PROBLEM DETAILS:
Check every line of the material below for the string "Stefana", and return the ones that have it.

Data records
────────────────────────────────────────

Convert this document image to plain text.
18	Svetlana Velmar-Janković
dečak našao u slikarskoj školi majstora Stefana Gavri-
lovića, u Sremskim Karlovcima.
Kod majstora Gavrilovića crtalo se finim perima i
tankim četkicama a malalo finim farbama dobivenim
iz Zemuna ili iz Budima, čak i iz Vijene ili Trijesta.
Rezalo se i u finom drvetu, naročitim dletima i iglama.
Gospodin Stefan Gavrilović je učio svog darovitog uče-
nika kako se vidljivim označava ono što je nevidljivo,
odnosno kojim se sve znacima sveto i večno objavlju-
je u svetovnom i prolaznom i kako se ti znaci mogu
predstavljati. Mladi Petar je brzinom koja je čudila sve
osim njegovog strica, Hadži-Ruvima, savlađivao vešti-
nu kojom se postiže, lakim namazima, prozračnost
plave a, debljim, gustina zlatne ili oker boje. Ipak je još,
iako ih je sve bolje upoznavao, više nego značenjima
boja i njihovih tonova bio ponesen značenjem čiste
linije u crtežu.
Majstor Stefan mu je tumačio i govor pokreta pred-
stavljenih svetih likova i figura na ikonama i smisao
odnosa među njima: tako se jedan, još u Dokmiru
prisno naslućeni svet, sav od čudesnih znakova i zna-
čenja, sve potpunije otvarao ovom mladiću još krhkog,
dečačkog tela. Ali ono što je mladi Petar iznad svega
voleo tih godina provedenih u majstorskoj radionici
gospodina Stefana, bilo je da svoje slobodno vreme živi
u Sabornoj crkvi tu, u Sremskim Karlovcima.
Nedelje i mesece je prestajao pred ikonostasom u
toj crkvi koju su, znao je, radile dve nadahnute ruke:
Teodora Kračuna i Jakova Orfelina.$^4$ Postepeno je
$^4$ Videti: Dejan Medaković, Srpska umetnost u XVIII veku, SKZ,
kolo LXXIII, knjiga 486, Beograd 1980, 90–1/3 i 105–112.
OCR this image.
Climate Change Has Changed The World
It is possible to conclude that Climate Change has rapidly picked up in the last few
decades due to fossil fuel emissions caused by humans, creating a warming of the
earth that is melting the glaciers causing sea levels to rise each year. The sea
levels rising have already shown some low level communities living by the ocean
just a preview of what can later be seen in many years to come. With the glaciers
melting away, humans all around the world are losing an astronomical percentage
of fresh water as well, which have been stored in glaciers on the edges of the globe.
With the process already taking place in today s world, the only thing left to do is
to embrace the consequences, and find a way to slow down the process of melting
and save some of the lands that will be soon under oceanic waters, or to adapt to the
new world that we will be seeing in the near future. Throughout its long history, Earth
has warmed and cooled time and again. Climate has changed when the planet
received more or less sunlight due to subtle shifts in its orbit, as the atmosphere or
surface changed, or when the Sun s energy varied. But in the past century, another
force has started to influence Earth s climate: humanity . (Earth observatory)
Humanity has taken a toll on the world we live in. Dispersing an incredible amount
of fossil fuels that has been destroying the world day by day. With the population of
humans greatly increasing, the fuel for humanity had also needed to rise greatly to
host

────────────────────────────────────────

EXERCISE OUTPUT:
dečak našao u slikarskoj školi majstora Stefana Gavri-
gospodina Stefana, bilo je da svoje slobodno vreme živi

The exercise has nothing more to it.